Work to be completed:
Provide an exact transcription of all the records.

===== Records for this exercise

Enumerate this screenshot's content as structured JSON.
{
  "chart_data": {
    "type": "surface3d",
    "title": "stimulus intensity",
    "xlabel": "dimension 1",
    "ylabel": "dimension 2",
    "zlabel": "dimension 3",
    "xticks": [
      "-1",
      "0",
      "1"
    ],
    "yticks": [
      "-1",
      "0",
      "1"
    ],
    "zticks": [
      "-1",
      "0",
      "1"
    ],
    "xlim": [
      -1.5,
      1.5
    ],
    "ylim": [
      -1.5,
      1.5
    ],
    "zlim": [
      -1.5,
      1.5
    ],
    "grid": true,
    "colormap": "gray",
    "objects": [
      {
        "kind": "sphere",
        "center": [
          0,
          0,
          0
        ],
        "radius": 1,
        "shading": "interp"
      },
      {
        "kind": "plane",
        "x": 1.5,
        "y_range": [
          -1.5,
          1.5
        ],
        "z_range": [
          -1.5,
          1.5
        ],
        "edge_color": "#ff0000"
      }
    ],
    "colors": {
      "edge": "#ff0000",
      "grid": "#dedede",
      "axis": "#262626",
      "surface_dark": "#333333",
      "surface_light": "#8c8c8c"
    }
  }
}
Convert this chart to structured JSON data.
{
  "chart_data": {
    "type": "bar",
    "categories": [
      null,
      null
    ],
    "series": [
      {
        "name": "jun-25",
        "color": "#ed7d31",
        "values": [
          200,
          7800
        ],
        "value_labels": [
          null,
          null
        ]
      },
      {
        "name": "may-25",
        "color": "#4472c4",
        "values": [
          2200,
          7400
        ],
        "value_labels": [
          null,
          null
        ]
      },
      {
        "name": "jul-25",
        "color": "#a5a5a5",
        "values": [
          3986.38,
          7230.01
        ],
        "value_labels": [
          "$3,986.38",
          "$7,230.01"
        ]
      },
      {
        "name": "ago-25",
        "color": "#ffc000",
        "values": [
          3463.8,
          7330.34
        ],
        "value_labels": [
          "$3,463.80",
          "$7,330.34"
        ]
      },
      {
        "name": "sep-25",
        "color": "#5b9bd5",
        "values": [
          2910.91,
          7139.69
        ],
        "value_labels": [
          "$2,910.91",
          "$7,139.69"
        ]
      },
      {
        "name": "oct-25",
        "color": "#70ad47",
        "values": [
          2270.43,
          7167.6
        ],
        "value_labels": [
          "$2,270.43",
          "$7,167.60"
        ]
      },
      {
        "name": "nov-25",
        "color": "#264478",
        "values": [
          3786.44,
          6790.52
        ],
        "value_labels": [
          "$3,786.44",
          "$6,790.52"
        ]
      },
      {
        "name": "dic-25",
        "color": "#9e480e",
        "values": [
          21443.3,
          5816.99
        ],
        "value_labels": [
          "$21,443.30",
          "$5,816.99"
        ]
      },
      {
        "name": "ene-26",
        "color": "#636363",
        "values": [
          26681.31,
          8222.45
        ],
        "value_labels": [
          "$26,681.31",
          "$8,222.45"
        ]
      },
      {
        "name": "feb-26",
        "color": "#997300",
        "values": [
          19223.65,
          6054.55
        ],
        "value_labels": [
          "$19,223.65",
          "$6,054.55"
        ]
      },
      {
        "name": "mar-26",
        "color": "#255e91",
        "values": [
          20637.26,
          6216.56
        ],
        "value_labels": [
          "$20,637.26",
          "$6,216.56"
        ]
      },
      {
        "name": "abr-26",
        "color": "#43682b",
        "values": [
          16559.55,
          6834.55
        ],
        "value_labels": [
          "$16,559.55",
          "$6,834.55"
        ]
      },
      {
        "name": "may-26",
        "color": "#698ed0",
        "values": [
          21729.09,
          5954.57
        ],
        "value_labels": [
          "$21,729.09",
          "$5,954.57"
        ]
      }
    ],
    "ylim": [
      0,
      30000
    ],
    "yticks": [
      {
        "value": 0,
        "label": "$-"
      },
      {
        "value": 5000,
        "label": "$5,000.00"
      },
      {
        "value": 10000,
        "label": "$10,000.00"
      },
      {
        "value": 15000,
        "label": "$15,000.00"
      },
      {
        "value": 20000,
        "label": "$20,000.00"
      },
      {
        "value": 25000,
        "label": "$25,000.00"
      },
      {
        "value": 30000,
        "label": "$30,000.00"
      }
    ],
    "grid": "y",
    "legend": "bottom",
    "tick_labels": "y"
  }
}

==========

Problem solution:
Enumerate this screenshot's content as structured JSON.
{
  "chart_data": {
    "type": "surface3d",
    "title": "stimulus intensity",
    "xlabel": "dimension 1",
    "ylabel": "dimension 2",
    "zlabel": "dimension 3",
    "xticks": [
      "-1",
      "0",
      "1"
    ],
    "yticks": [
      "-1",
      "0",
      "1"
    ],
    "zticks": [
      "-1",
      "0",
      "1"
    ],
    "xlim": [
      -1.5,
      1.5
    ],
    "ylim": [
      -1.5,
      1.5
    ],
    "zlim": [
      -1.5,
      1.5
    ],
    "grid": true,
    "colormap": "gray",
    "objects": [
      {
        "kind": "sphere",
        "center": [
          0,
          0,
          0
        ],
        "radius": 1,
        "shading": "interp"
      },
      {
        "kind": "plane",
        "x": 1.5,
        "y_range": [
          -1.5,
          1.5
        ],
        "z_range": [
          -1.5,
          1.5
        ],
        "edge_color": "#ff0000"
      }
    ],
    "colors": {
      "edge": "#ff0000",
      "grid": "#dedede",
      "axis": "#262626",
      "surface_dark": "#333333",
      "surface_light": "#8c8c8c"
    }
  }
}
Convert this chart to structured JSON data.
{
  "chart_data": {
    "type": "bar",
    "categories": [
      null,
      null
    ],
    "series": [
      {
        "name": "jun-25",
        "color": "#ed7d31",
        "values": [
          200,
          7800
        ],
        "value_labels": [
          null,
          null
        ]
      },
      {
        "name": "may-25",
        "color": "#4472c4",
        "values": [
          2200,
          7400
        ],
        "value_labels": [
          null,
          null
        ]
      },
      {
        "name": "jul-25",
        "color": "#a5a5a5",
        "values": [
          3986.38,
          7230.01
        ],
        "value_labels": [
          "$3,986.38",
          "$7,230.01"
        ]
      },
      {
        "name": "ago-25",
        "color": "#ffc000",
        "values": [
          3463.8,
          7330.34
        ],
        "value_labels": [
          "$3,463.80",
          "$7,330.34"
        ]
      },
      {
        "name": "sep-25",
        "color": "#5b9bd5",
        "values": [
          2910.91,
          7139.69
        ],
        "value_labels": [
          "$2,910.91",
          "$7,139.69"
        ]
      },
      {
        "name": "oct-25",
        "color": "#70ad47",
        "values": [
          2270.43,
          7167.6
        ],
        "value_labels": [
          "$2,270.43",
          "$7,167.60"
        ]
      },
      {
        "name": "nov-25",
        "color": "#264478",
        "values": [
          3786.44,
          6790.52
        ],
        "value_labels": [
          "$3,786.44",
          "$6,790.52"
        ]
      },
      {
        "name": "dic-25",
        "color": "#9e480e",
        "values": [
          21443.3,
          5816.99
        ],
        "value_labels": [
          "$21,443.30",
          "$5,816.99"
        ]
      },
      {
        "name": "ene-26",
        "color": "#636363",
        "values": [
          26681.31,
          8222.45
        ],
        "value_labels": [
          "$26,681.31",
          "$8,222.45"
        ]
      },
      {
        "name": "feb-26",
        "color": "#997300",
        "values": [
          19223.65,
          6054.55
        ],
        "value_labels": [
          "$19,223.65",
          "$6,054.55"
        ]
      },
      {
        "name": "mar-26",
        "color": "#255e91",
        "values": [
          20637.26,
          6216.56
        ],
        "value_labels": [
          "$20,637.26",
          "$6,216.56"
        ]
      },
      {
        "name": "abr-26",
        "color": "#43682b",
        "values": [
          16559.55,
          6834.55
        ],
        "value_labels": [
          "$16,559.55",
          "$6,834.55"
        ]
      },
      {
        "name": "may-26",
        "color": "#698ed0",
        "values": [
          21729.09,
          5954.57
        ],
        "value_labels": [
          "$21,729.09",
          "$5,954.57"
        ]
      }
    ],
    "ylim": [
      0,
      30000
    ],
    "yticks": [
      {
        "value": 0,
        "label": "$-"
      },
      {
        "value": 5000,
        "label": "$5,000.00"
      },
      {
        "value": 10000,
        "label": "$10,000.00"
      },
      {
        "value": 15000,
        "label": "$15,000.00"
      },
      {
        "value": 20000,
        "label": "$20,000.00"
      },
      {
        "value": 25000,
        "label": "$25,000.00"
      },
      {
        "value": 30000,
        "label": "$30,000.00"
      }
    ],
    "grid": "y",
    "legend": "bottom",
    "tick_labels": "y"
  }
}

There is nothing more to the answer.